--- START ---
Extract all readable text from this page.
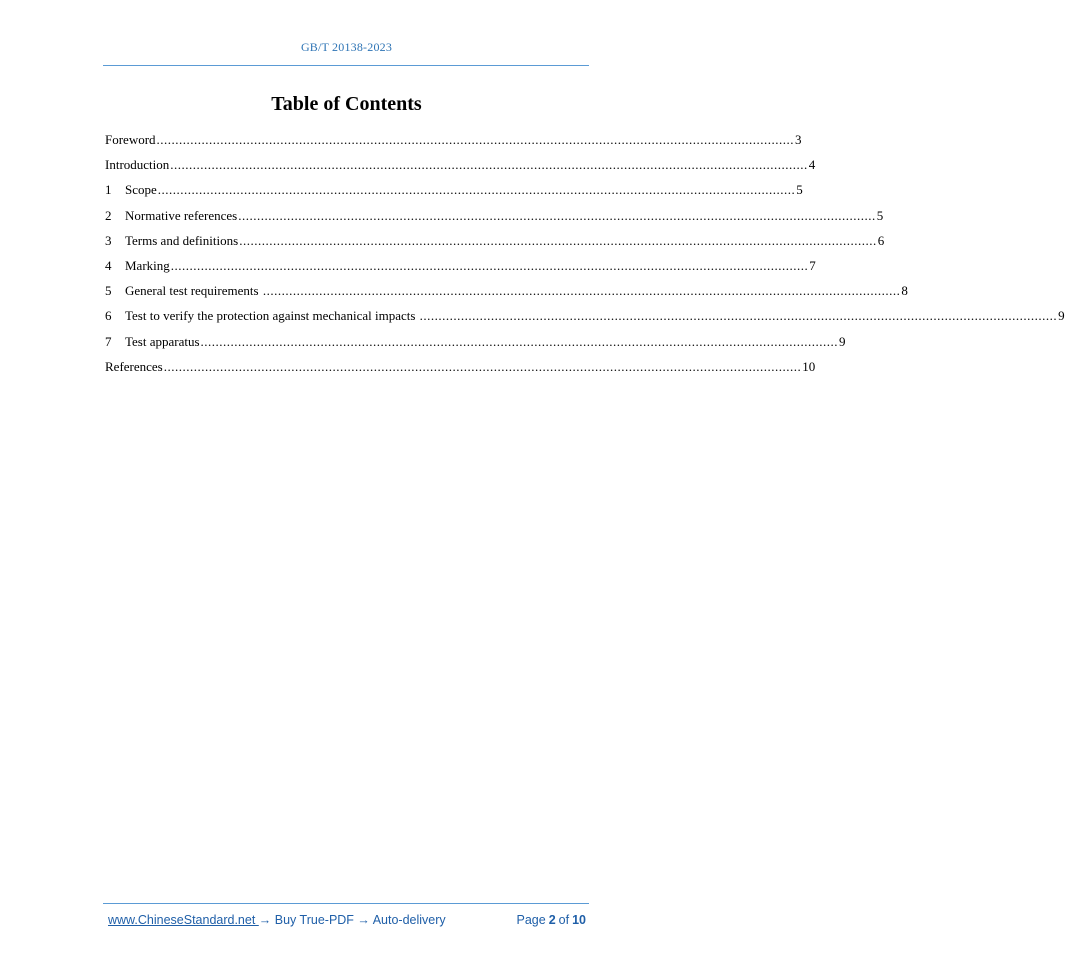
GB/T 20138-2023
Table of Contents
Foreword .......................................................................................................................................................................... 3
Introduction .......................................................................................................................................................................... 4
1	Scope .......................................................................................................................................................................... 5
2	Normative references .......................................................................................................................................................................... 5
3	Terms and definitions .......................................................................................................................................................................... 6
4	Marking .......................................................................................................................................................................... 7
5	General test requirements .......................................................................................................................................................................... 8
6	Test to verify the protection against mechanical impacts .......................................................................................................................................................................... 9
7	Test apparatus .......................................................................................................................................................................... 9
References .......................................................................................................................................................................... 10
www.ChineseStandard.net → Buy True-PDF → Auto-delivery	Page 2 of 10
--- END ---
--- START ---
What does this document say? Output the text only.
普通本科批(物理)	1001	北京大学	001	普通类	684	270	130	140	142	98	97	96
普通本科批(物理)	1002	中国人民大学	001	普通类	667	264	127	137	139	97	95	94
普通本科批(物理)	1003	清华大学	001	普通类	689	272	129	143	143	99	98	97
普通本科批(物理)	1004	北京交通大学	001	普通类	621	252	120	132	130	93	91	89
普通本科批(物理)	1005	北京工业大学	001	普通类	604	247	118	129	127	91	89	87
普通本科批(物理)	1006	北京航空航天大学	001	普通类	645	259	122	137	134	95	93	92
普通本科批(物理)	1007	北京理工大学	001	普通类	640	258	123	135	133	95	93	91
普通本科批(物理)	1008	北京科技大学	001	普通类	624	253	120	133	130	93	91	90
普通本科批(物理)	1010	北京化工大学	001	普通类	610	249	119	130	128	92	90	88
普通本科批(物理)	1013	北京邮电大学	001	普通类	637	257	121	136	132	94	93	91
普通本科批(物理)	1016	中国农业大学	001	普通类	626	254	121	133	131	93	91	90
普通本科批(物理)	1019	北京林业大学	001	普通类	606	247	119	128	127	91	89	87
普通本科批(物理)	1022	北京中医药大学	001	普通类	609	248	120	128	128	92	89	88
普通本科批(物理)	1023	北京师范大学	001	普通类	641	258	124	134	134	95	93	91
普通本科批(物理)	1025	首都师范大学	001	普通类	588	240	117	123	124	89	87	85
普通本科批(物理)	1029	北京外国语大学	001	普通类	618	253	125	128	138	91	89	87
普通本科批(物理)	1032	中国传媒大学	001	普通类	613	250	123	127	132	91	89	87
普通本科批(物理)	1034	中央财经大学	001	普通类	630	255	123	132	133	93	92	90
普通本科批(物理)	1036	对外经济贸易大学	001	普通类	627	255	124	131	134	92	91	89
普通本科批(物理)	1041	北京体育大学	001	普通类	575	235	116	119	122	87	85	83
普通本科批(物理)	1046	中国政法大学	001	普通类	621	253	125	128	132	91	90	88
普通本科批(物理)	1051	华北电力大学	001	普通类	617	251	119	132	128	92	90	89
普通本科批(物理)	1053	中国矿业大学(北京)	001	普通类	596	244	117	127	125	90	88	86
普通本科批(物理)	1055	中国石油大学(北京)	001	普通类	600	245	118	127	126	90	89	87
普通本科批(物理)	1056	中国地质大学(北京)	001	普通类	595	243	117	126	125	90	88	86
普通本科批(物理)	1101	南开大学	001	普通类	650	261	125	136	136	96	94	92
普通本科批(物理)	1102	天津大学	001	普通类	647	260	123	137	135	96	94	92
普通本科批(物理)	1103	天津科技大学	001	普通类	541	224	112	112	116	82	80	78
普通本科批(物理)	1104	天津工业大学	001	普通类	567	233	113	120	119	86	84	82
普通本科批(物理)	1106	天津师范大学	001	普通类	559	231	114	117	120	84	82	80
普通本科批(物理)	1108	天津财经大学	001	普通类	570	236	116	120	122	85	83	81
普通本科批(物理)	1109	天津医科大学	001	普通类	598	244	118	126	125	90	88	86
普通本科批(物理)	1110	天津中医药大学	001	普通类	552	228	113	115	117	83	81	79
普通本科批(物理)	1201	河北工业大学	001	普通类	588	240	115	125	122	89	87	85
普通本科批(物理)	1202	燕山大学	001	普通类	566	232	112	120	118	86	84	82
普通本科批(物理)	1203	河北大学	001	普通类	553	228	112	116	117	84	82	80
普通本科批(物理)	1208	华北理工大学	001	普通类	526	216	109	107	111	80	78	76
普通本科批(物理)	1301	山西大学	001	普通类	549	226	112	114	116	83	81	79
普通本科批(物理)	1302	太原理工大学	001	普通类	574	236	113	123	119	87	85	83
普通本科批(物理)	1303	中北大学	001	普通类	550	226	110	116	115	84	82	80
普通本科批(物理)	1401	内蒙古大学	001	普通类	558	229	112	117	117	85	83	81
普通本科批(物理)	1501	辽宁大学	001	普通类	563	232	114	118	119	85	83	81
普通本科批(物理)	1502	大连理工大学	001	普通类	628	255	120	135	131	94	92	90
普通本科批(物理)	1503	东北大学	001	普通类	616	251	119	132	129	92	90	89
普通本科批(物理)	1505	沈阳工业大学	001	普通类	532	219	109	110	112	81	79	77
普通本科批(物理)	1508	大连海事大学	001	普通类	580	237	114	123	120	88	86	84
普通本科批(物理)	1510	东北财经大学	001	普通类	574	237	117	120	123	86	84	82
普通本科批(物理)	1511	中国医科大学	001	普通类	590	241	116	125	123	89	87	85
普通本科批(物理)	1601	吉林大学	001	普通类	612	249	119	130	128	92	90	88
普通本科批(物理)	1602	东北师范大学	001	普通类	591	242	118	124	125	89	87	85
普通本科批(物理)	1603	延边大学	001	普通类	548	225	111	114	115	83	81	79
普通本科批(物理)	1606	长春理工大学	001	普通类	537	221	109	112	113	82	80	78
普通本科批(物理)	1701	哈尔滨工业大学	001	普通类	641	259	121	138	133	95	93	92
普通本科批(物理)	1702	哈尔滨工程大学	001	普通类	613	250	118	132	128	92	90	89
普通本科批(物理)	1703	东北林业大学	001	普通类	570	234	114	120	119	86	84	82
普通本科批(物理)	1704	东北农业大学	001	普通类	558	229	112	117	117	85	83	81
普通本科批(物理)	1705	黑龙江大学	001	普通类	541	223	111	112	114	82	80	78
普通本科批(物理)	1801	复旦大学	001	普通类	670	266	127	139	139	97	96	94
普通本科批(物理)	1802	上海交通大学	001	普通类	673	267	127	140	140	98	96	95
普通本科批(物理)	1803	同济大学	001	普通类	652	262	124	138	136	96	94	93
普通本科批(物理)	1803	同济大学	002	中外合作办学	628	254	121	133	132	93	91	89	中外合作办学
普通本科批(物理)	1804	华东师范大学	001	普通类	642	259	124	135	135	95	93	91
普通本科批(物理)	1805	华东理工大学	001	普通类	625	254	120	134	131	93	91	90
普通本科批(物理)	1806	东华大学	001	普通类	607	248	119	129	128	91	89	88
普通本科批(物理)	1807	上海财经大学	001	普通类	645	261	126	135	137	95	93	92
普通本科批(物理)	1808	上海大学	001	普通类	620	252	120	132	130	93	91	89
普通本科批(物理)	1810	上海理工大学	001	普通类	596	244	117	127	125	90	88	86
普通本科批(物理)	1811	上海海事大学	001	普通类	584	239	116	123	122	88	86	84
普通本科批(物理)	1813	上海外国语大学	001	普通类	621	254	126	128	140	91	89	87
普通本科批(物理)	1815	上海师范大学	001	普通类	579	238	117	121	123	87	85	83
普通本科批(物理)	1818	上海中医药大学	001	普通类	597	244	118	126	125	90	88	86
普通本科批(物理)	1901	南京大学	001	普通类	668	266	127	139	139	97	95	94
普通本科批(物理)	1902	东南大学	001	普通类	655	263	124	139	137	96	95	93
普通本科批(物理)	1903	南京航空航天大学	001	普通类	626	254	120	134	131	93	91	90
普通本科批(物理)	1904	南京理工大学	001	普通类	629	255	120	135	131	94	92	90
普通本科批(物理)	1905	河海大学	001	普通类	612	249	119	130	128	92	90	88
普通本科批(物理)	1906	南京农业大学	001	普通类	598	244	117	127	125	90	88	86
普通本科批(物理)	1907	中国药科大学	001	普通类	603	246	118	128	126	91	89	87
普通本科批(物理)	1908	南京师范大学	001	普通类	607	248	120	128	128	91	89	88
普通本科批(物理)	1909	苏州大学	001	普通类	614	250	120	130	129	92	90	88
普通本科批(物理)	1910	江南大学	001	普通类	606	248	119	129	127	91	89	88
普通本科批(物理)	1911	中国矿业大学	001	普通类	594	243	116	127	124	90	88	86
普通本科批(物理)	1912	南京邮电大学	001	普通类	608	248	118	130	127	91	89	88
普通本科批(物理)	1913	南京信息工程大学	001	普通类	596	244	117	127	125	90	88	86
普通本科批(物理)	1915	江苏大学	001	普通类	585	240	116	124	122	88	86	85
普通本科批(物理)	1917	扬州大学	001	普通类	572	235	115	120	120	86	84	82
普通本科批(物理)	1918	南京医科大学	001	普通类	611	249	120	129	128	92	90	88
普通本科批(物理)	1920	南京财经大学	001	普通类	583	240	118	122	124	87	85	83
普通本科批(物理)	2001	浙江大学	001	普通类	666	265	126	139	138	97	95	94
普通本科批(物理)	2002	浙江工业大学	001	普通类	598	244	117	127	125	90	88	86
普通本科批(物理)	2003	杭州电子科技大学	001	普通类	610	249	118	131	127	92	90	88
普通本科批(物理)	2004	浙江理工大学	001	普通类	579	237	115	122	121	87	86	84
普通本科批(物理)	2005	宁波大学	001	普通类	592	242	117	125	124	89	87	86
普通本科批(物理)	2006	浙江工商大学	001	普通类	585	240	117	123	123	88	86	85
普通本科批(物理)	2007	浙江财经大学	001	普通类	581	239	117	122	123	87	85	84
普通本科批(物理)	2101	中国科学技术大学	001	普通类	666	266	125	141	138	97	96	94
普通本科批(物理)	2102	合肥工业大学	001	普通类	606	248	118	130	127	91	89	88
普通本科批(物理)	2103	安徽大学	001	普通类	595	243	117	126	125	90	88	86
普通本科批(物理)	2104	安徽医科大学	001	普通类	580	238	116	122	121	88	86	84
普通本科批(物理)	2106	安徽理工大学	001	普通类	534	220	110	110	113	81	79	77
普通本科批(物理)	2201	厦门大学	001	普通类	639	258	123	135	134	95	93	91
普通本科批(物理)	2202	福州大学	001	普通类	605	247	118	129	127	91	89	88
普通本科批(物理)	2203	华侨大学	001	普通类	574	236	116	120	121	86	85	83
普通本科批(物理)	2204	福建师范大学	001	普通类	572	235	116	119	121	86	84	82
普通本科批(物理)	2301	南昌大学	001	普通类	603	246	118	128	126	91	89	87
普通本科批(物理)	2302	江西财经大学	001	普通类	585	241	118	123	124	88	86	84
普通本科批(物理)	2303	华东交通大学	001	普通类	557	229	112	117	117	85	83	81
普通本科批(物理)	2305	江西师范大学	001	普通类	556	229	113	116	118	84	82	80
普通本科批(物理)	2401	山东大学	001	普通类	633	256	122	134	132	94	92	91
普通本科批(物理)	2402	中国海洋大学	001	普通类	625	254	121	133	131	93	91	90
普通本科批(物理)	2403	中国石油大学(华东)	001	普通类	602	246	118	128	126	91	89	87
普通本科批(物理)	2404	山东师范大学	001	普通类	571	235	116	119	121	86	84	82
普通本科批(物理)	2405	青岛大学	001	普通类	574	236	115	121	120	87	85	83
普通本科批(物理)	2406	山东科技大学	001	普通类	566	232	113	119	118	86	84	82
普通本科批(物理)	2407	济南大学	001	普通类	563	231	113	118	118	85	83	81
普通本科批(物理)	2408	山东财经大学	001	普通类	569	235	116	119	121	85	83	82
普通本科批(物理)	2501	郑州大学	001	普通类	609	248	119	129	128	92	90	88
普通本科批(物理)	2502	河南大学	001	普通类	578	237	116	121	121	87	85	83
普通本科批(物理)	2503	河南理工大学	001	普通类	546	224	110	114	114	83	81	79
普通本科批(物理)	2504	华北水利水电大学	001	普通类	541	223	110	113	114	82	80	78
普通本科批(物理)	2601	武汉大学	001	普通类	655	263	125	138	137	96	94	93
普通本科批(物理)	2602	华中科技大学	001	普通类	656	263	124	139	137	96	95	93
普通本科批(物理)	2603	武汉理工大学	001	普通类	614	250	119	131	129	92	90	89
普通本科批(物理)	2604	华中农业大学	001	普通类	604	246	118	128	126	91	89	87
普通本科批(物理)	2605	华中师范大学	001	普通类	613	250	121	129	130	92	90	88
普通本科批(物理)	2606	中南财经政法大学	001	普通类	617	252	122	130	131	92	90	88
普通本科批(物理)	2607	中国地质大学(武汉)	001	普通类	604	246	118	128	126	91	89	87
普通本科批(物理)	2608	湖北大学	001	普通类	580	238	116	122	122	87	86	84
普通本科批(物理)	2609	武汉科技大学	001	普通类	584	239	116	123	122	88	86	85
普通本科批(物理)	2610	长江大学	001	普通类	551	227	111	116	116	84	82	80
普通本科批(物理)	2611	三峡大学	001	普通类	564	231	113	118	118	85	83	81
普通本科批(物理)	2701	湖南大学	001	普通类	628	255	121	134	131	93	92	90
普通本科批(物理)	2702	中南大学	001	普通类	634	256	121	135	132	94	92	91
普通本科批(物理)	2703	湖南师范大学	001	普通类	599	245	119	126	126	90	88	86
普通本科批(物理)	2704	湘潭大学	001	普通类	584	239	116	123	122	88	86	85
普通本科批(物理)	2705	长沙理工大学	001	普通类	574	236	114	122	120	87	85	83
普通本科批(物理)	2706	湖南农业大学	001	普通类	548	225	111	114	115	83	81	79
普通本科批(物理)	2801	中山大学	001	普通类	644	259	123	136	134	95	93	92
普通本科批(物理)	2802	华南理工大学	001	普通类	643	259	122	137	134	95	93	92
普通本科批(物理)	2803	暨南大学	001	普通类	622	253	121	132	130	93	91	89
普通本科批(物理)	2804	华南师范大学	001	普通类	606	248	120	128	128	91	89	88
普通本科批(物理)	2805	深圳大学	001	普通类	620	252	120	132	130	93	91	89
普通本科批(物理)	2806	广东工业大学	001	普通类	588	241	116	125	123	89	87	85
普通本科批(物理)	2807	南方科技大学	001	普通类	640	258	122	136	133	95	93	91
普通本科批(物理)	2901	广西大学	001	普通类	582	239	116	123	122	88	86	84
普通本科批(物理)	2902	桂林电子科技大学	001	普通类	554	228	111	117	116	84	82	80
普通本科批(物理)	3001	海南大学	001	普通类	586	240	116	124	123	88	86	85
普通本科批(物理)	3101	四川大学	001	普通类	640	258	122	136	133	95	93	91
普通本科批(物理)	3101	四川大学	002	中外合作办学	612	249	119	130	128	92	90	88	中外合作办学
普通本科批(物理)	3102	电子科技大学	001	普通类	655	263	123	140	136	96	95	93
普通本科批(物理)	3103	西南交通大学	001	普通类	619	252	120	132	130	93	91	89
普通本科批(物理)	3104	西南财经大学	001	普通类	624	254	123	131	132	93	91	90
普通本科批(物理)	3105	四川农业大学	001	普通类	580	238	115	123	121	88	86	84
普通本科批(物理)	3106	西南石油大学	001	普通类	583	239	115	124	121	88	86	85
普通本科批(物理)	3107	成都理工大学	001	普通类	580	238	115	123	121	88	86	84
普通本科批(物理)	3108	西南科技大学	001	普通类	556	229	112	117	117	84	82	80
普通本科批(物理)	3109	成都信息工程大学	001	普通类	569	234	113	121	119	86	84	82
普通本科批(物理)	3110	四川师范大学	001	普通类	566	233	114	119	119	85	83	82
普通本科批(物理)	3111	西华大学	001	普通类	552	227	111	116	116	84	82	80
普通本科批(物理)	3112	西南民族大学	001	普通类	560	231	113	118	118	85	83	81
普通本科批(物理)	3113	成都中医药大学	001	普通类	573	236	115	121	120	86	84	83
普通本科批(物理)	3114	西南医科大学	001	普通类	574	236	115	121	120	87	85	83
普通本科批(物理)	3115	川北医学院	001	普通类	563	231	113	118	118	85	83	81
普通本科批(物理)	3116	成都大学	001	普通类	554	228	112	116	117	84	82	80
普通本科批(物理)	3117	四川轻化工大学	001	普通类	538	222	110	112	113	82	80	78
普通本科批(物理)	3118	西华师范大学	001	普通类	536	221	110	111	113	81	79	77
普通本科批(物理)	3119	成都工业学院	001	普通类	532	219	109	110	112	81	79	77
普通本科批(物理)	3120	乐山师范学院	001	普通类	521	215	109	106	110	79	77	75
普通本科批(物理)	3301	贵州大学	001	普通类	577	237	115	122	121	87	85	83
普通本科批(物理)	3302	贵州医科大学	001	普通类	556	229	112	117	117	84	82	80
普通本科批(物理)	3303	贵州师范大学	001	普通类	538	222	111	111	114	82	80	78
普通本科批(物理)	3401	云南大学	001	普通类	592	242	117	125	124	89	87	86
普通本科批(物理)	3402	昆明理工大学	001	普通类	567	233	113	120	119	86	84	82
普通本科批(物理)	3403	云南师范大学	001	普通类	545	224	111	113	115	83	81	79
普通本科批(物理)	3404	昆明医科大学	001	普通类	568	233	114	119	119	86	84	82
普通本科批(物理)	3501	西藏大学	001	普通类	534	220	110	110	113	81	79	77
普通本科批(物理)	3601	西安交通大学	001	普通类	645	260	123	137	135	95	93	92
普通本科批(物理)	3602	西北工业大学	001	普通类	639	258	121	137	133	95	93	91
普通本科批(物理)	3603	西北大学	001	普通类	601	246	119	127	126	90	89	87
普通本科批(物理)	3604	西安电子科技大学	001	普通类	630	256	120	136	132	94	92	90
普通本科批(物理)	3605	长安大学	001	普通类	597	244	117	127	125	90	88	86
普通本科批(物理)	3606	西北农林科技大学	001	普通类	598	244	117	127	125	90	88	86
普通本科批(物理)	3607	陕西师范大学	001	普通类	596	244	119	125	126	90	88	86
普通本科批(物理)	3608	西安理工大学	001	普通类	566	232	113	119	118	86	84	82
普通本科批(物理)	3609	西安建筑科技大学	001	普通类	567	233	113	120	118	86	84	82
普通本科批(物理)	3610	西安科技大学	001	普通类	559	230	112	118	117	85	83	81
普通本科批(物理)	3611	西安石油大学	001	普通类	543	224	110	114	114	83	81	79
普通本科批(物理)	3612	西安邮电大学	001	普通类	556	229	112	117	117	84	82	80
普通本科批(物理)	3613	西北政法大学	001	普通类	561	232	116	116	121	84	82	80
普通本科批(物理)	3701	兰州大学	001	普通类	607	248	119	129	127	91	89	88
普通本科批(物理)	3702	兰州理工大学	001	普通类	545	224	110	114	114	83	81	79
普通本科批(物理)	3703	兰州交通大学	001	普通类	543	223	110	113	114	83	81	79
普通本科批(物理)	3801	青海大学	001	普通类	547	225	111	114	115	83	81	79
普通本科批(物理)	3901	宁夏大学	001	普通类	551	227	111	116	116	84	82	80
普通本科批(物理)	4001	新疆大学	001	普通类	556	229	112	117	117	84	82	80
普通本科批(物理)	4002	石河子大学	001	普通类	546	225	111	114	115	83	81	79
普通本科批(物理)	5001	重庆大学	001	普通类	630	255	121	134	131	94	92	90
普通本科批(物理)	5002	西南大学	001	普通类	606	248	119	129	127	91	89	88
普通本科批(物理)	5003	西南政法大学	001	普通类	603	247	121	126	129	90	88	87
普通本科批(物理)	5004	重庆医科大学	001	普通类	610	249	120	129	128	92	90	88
--- END ---
### What you are asked to do
Collect, from the material above, every line containing the word "四川大学".

### Right answer
普通本科批(物理)	3101	四川大学	001	普通类	640	258	122	136	133	95	93	91
普通本科批(物理)	3101	四川大学	002	中外合作办学	612	249	119	130	128	92	90	88	中外合作办学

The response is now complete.